• **Exercise**
Work through the material below and count the lines holding the word "subtitle"; give that count and nothing more.

• **Given information**

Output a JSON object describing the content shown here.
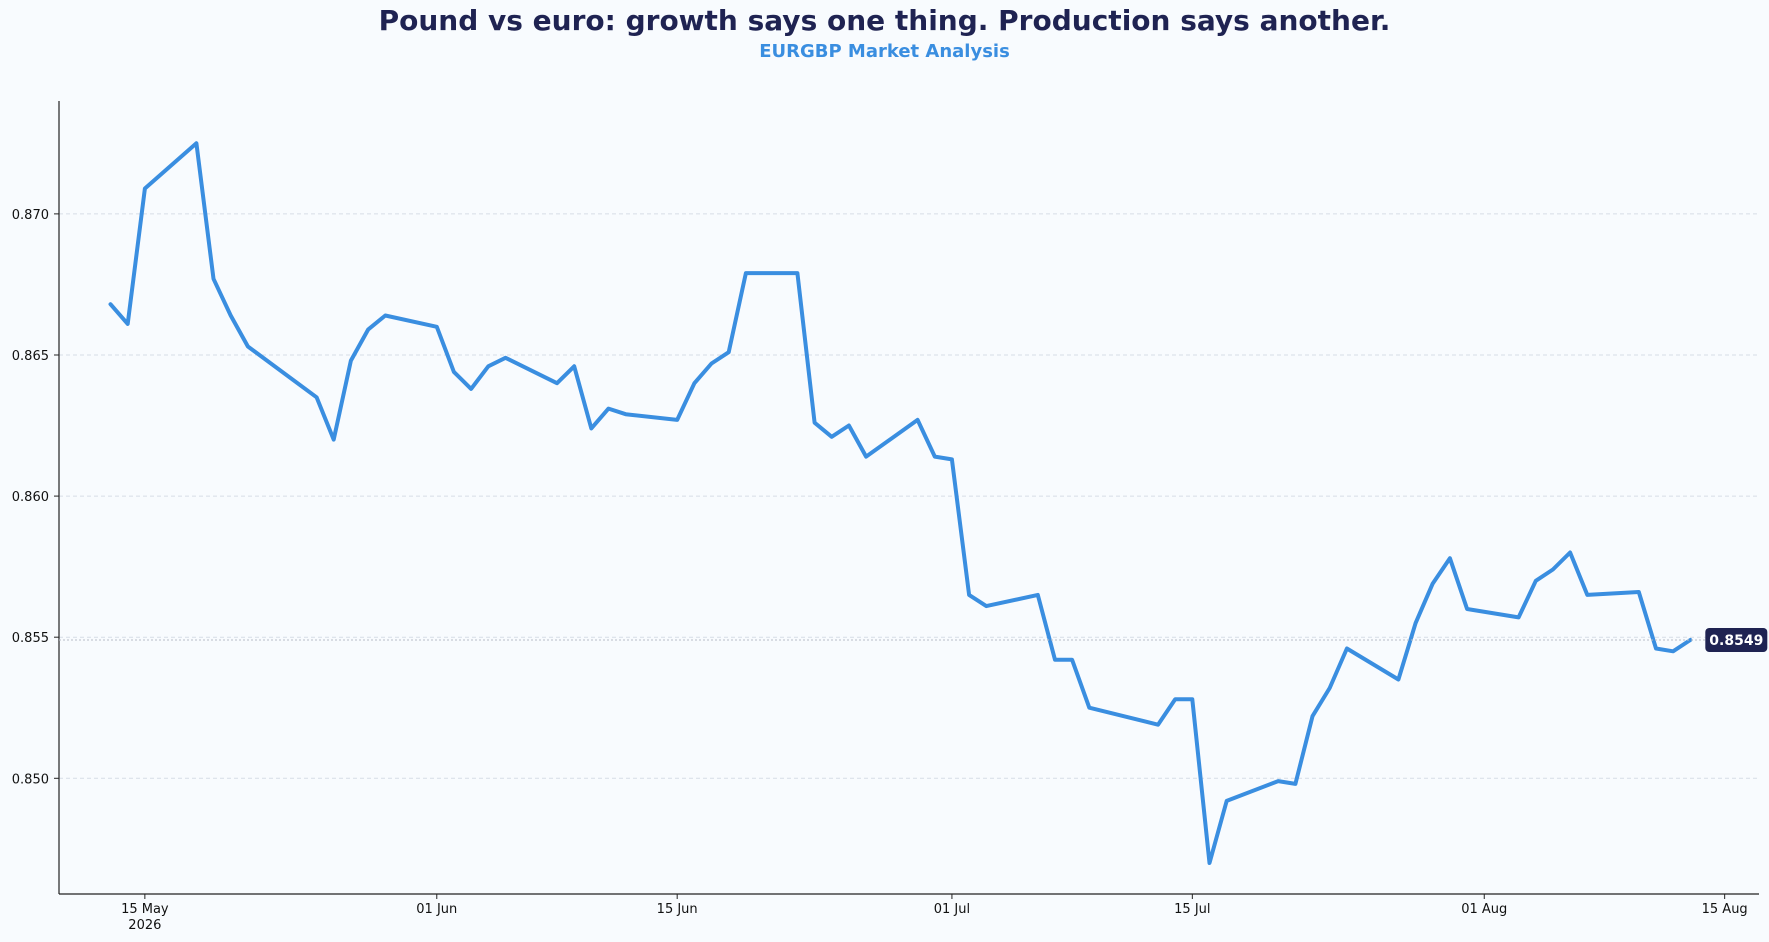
{
  "header": {
    "title": "Pound vs euro: growth says one thing. Production says another.",
    "subtitle": "EURGBP Market Analysis"
  },
  "colors": {
    "line": "#3a8ee0",
    "title": "#1f2352",
    "badge": "#1f2352",
    "grid": "#d6dde6",
    "background": "#f8fbfe"
  },
  "chart_data": {
    "type": "line",
    "title": "Pound vs euro: growth says one thing. Production says another.",
    "subtitle": "EURGBP Market Analysis",
    "xlabel": "",
    "ylabel": "",
    "xlim": [
      "2026-05-10",
      "2026-08-17"
    ],
    "ylim": [
      0.8459,
      0.874
    ],
    "grid": true,
    "x_ticks": [
      {
        "date": "2026-05-15",
        "label": "15 May",
        "sublabel": "2026"
      },
      {
        "date": "2026-06-01",
        "label": "01 Jun",
        "sublabel": ""
      },
      {
        "date": "2026-06-15",
        "label": "15 Jun",
        "sublabel": ""
      },
      {
        "date": "2026-07-01",
        "label": "01 Jul",
        "sublabel": ""
      },
      {
        "date": "2026-07-15",
        "label": "15 Jul",
        "sublabel": ""
      },
      {
        "date": "2026-08-01",
        "label": "01 Aug",
        "sublabel": ""
      },
      {
        "date": "2026-08-15",
        "label": "15 Aug",
        "sublabel": ""
      }
    ],
    "y_ticks": [
      {
        "value": 0.85,
        "label": "0.850"
      },
      {
        "value": 0.855,
        "label": "0.855"
      },
      {
        "value": 0.86,
        "label": "0.860"
      },
      {
        "value": 0.865,
        "label": "0.865"
      },
      {
        "value": 0.87,
        "label": "0.870"
      }
    ],
    "last_value_label": "0.8549",
    "series": [
      {
        "name": "EURGBP",
        "points": [
          [
            "2026-05-13",
            0.8668
          ],
          [
            "2026-05-14",
            0.8661
          ],
          [
            "2026-05-15",
            0.8709
          ],
          [
            "2026-05-18",
            0.8725
          ],
          [
            "2026-05-19",
            0.8677
          ],
          [
            "2026-05-20",
            0.8664
          ],
          [
            "2026-05-21",
            0.8653
          ],
          [
            "2026-05-25",
            0.8635
          ],
          [
            "2026-05-26",
            0.862
          ],
          [
            "2026-05-27",
            0.8648
          ],
          [
            "2026-05-28",
            0.8659
          ],
          [
            "2026-05-29",
            0.8664
          ],
          [
            "2026-06-01",
            0.866
          ],
          [
            "2026-06-02",
            0.8644
          ],
          [
            "2026-06-03",
            0.8638
          ],
          [
            "2026-06-04",
            0.8646
          ],
          [
            "2026-06-05",
            0.8649
          ],
          [
            "2026-06-08",
            0.864
          ],
          [
            "2026-06-09",
            0.8646
          ],
          [
            "2026-06-10",
            0.8624
          ],
          [
            "2026-06-11",
            0.8631
          ],
          [
            "2026-06-12",
            0.8629
          ],
          [
            "2026-06-15",
            0.8627
          ],
          [
            "2026-06-16",
            0.864
          ],
          [
            "2026-06-17",
            0.8647
          ],
          [
            "2026-06-18",
            0.8651
          ],
          [
            "2026-06-19",
            0.8679
          ],
          [
            "2026-06-22",
            0.8679
          ],
          [
            "2026-06-23",
            0.8626
          ],
          [
            "2026-06-24",
            0.8621
          ],
          [
            "2026-06-25",
            0.8625
          ],
          [
            "2026-06-26",
            0.8614
          ],
          [
            "2026-06-29",
            0.8627
          ],
          [
            "2026-06-30",
            0.8614
          ],
          [
            "2026-07-01",
            0.8613
          ],
          [
            "2026-07-02",
            0.8565
          ],
          [
            "2026-07-03",
            0.8561
          ],
          [
            "2026-07-06",
            0.8565
          ],
          [
            "2026-07-07",
            0.8542
          ],
          [
            "2026-07-08",
            0.8542
          ],
          [
            "2026-07-09",
            0.8525
          ],
          [
            "2026-07-13",
            0.8519
          ],
          [
            "2026-07-14",
            0.8528
          ],
          [
            "2026-07-15",
            0.8528
          ],
          [
            "2026-07-16",
            0.847
          ],
          [
            "2026-07-17",
            0.8492
          ],
          [
            "2026-07-20",
            0.8499
          ],
          [
            "2026-07-21",
            0.8498
          ],
          [
            "2026-07-22",
            0.8522
          ],
          [
            "2026-07-23",
            0.8532
          ],
          [
            "2026-07-24",
            0.8546
          ],
          [
            "2026-07-27",
            0.8535
          ],
          [
            "2026-07-28",
            0.8555
          ],
          [
            "2026-07-29",
            0.8569
          ],
          [
            "2026-07-30",
            0.8578
          ],
          [
            "2026-07-31",
            0.856
          ],
          [
            "2026-08-03",
            0.8557
          ],
          [
            "2026-08-04",
            0.857
          ],
          [
            "2026-08-05",
            0.8574
          ],
          [
            "2026-08-06",
            0.858
          ],
          [
            "2026-08-07",
            0.8565
          ],
          [
            "2026-08-10",
            0.8566
          ],
          [
            "2026-08-11",
            0.8546
          ],
          [
            "2026-08-12",
            0.8545
          ],
          [
            "2026-08-13",
            0.8549
          ]
        ]
      }
    ]
  }
}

• **Complete response**
2